What the exercise asks. Output all of the entries exactly as written.

(Recorded data)
***

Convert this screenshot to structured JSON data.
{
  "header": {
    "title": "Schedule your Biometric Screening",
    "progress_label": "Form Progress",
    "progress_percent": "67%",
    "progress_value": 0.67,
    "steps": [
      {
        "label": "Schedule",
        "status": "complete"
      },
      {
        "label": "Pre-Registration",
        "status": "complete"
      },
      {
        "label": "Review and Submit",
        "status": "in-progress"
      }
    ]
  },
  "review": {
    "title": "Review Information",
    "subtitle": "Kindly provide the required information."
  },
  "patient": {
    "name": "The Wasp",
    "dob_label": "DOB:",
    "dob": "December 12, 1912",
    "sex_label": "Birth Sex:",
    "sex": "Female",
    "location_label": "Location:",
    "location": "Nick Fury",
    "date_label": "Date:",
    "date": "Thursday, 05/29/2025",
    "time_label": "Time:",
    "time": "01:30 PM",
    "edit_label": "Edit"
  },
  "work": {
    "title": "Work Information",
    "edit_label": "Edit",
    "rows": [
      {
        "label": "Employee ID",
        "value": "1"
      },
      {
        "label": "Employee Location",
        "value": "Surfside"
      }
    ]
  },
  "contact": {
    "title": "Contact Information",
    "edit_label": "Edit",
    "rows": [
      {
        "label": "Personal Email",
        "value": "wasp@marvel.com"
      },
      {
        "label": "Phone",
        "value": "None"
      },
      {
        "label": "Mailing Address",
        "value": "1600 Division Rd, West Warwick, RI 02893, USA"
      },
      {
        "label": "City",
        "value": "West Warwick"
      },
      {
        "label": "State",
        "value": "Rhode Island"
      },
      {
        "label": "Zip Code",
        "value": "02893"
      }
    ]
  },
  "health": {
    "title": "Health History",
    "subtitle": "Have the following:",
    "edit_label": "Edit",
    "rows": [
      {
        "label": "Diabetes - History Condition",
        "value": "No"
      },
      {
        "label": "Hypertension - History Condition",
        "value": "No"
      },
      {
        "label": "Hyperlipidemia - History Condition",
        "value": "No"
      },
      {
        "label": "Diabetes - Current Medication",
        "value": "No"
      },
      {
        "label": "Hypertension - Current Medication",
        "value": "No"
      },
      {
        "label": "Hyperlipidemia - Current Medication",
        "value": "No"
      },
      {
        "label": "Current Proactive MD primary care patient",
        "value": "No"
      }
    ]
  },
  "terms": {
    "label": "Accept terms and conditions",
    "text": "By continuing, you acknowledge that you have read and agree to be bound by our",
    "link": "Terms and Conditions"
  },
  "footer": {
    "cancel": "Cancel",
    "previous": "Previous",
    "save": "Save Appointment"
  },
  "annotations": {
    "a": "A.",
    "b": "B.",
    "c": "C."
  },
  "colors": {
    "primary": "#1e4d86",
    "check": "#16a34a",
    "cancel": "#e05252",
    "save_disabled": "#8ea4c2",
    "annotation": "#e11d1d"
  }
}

***

Result of the exercise.
Convert this screenshot to structured JSON data.
{
  "header": {
    "title": "Schedule your Biometric Screening",
    "progress_label": "Form Progress",
    "progress_percent": "67%",
    "progress_value": 0.67,
    "steps": [
      {
        "label": "Schedule",
        "status": "complete"
      },
      {
        "label": "Pre-Registration",
        "status": "complete"
      },
      {
        "label": "Review and Submit",
        "status": "in-progress"
      }
    ]
  },
  "review": {
    "title": "Review Information",
    "subtitle": "Kindly provide the required information."
  },
  "patient": {
    "name": "The Wasp",
    "dob_label": "DOB:",
    "dob": "December 12, 1912",
    "sex_label": "Birth Sex:",
    "sex": "Female",
    "location_label": "Location:",
    "location": "Nick Fury",
    "date_label": "Date:",
    "date": "Thursday, 05/29/2025",
    "time_label": "Time:",
    "time": "01:30 PM",
    "edit_label": "Edit"
  },
  "work": {
    "title": "Work Information",
    "edit_label": "Edit",
    "rows": [
      {
        "label": "Employee ID",
        "value": "1"
      },
      {
        "label": "Employee Location",
        "value": "Surfside"
      }
    ]
  },
  "contact": {
    "title": "Contact Information",
    "edit_label": "Edit",
    "rows": [
      {
        "label": "Personal Email",
        "value": "wasp@marvel.com"
      },
      {
        "label": "Phone",
        "value": "None"
      },
      {
        "label": "Mailing Address",
        "value": "1600 Division Rd, West Warwick, RI 02893, USA"
      },
      {
        "label": "City",
        "value": "West Warwick"
      },
      {
        "label": "State",
        "value": "Rhode Island"
      },
      {
        "label": "Zip Code",
        "value": "02893"
      }
    ]
  },
  "health": {
    "title": "Health History",
    "subtitle": "Have the following:",
    "edit_label": "Edit",
    "rows": [
      {
        "label": "Diabetes - History Condition",
        "value": "No"
      },
      {
        "label": "Hypertension - History Condition",
        "value": "No"
      },
      {
        "label": "Hyperlipidemia - History Condition",
        "value": "No"
      },
      {
        "label": "Diabetes - Current Medication",
        "value": "No"
      },
      {
        "label": "Hypertension - Current Medication",
        "value": "No"
      },
      {
        "label": "Hyperlipidemia - Current Medication",
        "value": "No"
      },
      {
        "label": "Current Proactive MD primary care patient",
        "value": "No"
      }
    ]
  },
  "terms": {
    "label": "Accept terms and conditions",
    "text": "By continuing, you acknowledge that you have read and agree to be bound by our",
    "link": "Terms and Conditions"
  },
  "footer": {
    "cancel": "Cancel",
    "previous": "Previous",
    "save": "Save Appointment"
  },
  "annotations": {
    "a": "A.",
    "b": "B.",
    "c": "C."
  },
  "colors": {
    "primary": "#1e4d86",
    "check": "#16a34a",
    "cancel": "#e05252",
    "save_disabled": "#8ea4c2",
    "annotation": "#e11d1d"
  }
}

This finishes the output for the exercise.